→ SET EXERCISE: Gather up every line that includes the string "orientation".

→ ENTRIES:
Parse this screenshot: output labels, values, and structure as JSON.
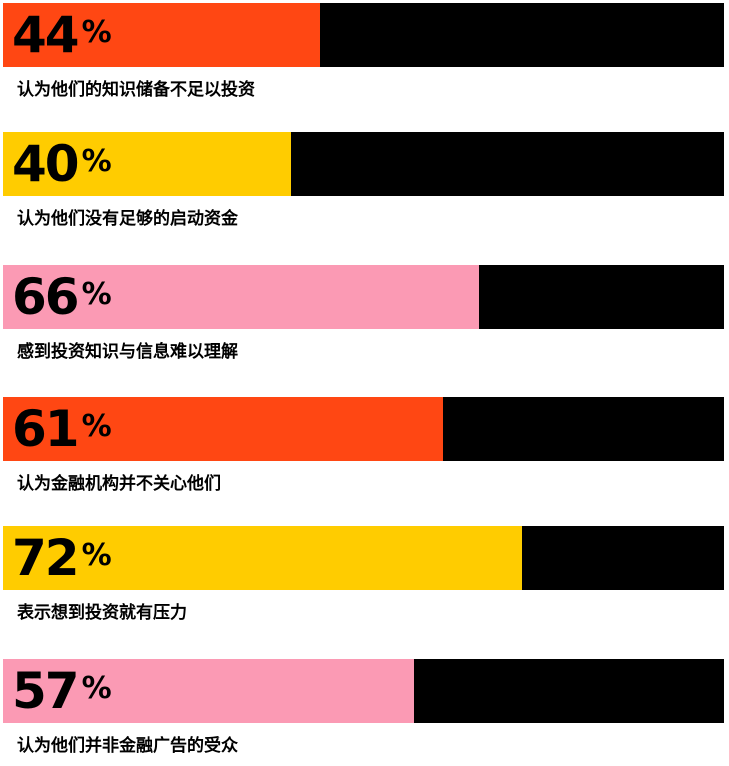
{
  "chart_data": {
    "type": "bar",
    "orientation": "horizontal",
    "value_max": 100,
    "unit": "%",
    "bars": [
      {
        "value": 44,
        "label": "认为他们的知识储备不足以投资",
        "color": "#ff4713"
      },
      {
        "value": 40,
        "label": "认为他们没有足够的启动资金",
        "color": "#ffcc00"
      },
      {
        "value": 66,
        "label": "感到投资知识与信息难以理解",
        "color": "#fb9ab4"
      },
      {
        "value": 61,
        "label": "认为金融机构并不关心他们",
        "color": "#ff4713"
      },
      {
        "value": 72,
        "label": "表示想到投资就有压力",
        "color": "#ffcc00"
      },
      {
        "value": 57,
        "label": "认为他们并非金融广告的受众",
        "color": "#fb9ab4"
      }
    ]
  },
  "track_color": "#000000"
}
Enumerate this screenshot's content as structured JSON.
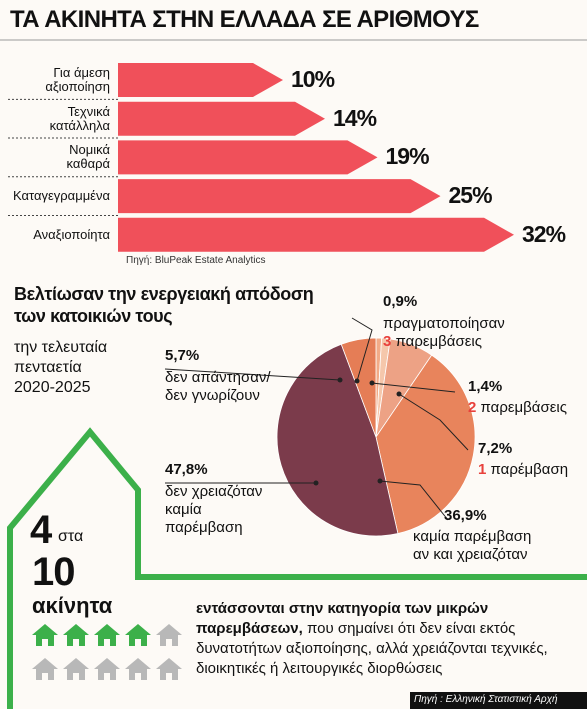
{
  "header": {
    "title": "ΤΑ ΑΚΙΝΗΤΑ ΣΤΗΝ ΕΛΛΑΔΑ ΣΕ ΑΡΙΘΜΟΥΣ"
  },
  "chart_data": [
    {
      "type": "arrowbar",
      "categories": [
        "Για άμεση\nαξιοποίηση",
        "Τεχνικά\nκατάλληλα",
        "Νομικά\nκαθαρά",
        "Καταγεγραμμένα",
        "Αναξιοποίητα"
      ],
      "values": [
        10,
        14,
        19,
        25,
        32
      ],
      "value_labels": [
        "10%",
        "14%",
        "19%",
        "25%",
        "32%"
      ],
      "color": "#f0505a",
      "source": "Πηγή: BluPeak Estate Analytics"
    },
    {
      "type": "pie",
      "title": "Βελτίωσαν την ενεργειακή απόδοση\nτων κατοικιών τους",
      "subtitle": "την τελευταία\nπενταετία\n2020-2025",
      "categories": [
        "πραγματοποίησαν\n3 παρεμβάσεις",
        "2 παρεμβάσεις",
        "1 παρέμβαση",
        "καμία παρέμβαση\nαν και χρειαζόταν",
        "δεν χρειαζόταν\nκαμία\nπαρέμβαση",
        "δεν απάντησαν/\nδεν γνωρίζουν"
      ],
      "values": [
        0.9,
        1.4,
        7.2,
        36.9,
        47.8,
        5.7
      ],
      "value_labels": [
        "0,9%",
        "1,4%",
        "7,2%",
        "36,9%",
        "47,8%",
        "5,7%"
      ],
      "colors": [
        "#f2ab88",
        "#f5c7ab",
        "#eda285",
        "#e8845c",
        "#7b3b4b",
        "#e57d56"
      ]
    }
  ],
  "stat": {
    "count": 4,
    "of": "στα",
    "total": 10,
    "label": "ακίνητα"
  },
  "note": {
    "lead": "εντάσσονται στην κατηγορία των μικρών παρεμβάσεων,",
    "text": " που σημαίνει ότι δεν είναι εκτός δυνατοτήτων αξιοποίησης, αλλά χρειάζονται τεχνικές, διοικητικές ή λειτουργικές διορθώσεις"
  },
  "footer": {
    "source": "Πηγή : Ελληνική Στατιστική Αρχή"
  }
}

---

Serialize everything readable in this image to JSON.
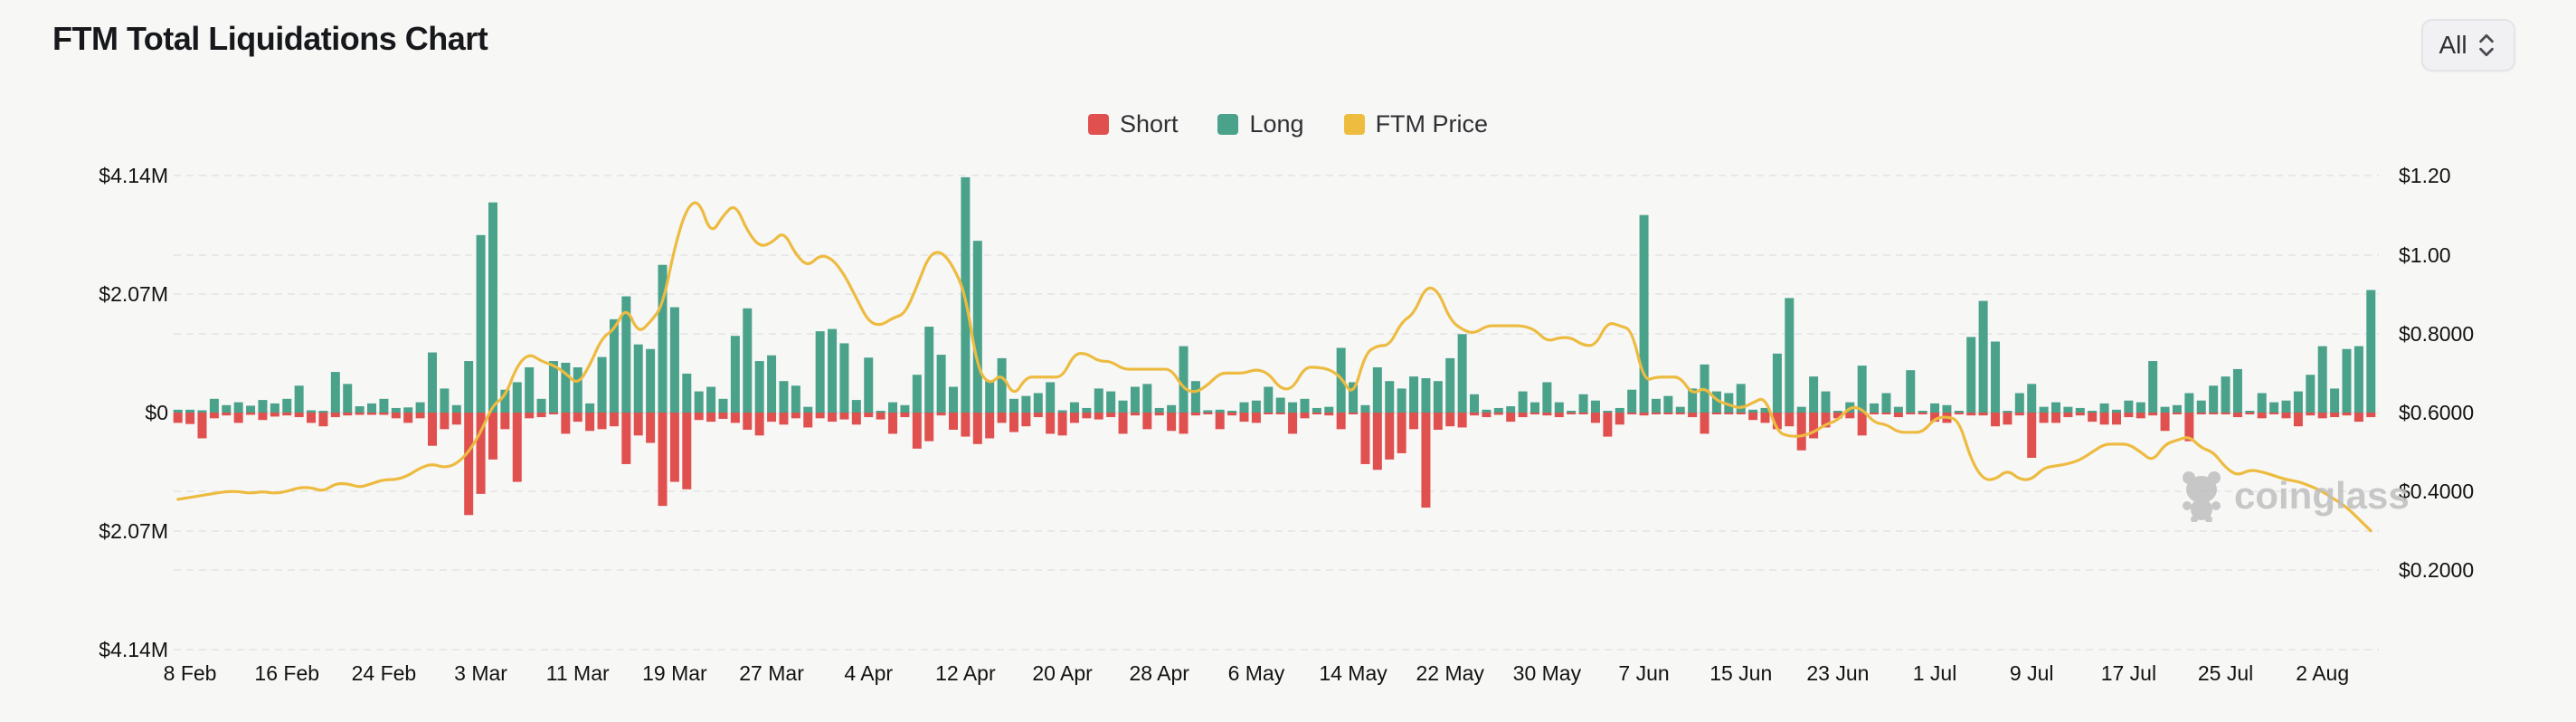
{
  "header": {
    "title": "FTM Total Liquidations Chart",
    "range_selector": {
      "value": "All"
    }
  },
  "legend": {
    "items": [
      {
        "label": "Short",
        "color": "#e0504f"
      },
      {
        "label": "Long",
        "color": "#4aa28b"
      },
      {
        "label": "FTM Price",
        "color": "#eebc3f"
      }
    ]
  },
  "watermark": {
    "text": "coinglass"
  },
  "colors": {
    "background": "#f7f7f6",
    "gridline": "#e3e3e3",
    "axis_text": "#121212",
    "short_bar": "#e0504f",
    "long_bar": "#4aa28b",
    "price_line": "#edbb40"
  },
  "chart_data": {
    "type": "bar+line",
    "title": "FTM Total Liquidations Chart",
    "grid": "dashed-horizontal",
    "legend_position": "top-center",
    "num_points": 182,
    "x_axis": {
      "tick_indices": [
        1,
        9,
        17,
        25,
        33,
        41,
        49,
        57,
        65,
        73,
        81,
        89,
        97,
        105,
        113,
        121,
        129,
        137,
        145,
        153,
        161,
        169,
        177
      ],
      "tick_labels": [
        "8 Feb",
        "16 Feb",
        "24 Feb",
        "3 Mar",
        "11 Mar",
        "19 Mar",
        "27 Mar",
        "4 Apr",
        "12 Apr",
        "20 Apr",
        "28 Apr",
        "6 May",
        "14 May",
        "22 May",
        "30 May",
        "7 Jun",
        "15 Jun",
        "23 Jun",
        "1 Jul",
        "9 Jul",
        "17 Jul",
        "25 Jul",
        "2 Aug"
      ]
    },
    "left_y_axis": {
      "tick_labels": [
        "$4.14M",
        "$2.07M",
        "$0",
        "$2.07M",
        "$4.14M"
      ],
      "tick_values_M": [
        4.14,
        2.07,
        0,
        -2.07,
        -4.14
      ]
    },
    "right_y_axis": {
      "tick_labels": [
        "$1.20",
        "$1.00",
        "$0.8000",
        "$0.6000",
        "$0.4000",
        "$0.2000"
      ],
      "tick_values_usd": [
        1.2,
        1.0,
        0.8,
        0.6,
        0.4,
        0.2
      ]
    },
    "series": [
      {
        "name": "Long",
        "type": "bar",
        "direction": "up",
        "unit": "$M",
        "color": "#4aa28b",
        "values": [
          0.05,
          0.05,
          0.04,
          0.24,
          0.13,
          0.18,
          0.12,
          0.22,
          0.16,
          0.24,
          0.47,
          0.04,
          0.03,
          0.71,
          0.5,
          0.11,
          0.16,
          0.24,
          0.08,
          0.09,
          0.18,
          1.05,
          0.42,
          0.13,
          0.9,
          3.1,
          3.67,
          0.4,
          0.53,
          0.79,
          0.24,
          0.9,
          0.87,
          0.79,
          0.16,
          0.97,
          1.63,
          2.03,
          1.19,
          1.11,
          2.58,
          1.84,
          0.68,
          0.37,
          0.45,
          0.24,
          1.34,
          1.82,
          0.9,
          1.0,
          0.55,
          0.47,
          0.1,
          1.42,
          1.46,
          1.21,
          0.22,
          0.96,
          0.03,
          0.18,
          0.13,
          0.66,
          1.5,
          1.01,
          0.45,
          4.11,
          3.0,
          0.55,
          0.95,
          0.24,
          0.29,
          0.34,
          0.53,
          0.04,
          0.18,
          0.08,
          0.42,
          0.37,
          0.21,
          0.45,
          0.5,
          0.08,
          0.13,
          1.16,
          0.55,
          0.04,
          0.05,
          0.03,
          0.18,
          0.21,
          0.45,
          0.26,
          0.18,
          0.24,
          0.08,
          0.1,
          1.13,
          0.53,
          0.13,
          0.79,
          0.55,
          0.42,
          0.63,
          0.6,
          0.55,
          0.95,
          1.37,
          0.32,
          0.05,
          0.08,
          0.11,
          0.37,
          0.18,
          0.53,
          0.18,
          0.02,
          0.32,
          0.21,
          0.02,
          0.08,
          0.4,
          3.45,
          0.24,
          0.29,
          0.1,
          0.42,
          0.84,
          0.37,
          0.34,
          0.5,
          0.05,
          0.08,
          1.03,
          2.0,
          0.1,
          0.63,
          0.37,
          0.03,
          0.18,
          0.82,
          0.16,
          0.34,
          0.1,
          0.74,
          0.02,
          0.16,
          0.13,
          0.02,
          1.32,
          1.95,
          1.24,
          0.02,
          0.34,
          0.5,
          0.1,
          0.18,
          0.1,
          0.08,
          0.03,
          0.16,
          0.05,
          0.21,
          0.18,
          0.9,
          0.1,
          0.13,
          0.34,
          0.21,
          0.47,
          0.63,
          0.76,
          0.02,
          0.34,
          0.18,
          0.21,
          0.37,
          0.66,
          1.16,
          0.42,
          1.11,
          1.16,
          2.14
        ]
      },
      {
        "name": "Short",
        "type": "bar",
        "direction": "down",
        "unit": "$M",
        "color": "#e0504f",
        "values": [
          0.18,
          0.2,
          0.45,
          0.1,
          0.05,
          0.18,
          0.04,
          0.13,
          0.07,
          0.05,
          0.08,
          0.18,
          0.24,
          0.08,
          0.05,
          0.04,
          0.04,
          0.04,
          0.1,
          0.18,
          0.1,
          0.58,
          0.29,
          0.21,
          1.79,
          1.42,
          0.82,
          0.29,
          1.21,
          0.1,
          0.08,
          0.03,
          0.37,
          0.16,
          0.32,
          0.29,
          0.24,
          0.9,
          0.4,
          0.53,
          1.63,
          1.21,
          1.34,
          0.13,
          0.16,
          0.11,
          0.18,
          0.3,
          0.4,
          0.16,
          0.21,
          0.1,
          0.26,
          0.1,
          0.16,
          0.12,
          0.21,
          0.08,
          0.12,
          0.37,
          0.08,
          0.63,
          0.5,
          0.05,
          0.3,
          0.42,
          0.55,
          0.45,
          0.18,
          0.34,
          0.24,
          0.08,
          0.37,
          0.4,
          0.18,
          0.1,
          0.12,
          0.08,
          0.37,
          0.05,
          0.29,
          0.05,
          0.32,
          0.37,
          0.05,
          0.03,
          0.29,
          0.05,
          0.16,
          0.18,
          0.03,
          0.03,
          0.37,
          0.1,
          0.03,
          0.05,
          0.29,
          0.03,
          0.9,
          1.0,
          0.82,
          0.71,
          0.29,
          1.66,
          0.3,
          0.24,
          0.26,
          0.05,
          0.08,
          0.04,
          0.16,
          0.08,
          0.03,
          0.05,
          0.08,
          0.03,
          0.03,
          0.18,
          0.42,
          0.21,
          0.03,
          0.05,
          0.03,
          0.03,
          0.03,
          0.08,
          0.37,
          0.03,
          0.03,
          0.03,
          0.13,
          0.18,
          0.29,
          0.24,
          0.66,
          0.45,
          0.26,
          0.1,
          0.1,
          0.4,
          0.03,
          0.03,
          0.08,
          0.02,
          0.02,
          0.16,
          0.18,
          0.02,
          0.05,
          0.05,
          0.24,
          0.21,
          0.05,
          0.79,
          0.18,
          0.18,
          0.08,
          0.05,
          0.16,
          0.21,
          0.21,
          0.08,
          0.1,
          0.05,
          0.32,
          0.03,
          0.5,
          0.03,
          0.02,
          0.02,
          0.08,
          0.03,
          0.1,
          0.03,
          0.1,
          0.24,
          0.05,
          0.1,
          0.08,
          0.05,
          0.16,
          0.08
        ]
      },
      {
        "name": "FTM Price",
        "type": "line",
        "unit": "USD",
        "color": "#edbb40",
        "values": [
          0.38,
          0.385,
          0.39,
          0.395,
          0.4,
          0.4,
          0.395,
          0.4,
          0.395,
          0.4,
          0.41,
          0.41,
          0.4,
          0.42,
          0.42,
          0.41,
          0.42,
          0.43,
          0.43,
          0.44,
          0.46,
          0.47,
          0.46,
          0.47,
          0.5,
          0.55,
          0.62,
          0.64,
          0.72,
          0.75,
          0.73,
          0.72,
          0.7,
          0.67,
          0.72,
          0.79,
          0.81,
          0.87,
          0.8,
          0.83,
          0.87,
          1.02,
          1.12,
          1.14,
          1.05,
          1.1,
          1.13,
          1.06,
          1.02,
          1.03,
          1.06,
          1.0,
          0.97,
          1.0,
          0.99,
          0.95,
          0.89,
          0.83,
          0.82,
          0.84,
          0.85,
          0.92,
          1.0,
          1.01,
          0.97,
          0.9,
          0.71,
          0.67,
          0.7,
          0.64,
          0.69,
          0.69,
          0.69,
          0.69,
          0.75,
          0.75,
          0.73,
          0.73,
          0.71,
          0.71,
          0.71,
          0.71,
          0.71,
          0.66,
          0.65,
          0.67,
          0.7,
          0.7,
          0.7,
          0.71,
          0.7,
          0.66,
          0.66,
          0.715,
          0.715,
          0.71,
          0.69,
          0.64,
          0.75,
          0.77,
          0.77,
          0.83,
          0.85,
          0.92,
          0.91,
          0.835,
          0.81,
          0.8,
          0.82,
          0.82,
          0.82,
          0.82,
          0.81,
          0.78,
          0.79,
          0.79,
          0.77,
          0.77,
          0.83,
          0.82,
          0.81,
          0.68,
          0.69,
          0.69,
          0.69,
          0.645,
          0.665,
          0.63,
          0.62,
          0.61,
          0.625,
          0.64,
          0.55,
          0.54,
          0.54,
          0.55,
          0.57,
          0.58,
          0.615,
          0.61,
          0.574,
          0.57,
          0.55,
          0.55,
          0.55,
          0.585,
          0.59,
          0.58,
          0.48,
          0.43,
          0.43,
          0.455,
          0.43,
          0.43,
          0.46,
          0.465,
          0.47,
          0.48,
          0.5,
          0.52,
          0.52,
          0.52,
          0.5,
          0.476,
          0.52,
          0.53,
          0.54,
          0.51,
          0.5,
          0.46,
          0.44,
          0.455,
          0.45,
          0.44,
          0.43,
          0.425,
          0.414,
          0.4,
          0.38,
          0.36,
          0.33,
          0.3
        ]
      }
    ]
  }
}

==

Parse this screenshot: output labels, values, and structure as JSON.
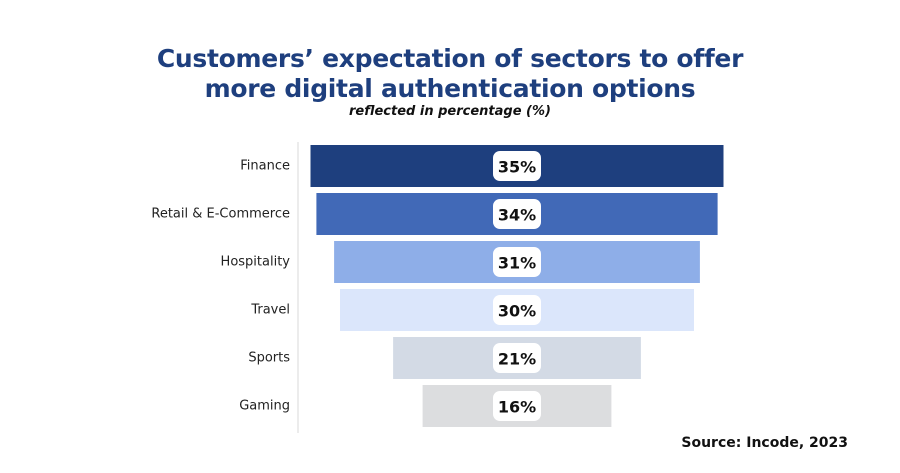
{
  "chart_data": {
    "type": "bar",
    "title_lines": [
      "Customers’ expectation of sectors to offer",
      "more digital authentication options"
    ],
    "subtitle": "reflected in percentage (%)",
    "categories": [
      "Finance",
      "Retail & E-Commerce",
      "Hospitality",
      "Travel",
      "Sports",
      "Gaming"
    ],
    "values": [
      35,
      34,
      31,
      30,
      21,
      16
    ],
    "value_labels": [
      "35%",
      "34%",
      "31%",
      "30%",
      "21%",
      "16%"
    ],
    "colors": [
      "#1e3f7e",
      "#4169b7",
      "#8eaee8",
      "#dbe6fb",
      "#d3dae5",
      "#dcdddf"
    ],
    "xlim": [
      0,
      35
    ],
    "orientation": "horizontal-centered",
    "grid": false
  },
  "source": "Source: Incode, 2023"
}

→ WRITTEN ANSWER:
    "orientation": "horizontal",
    "orientation": "horizontal-centered",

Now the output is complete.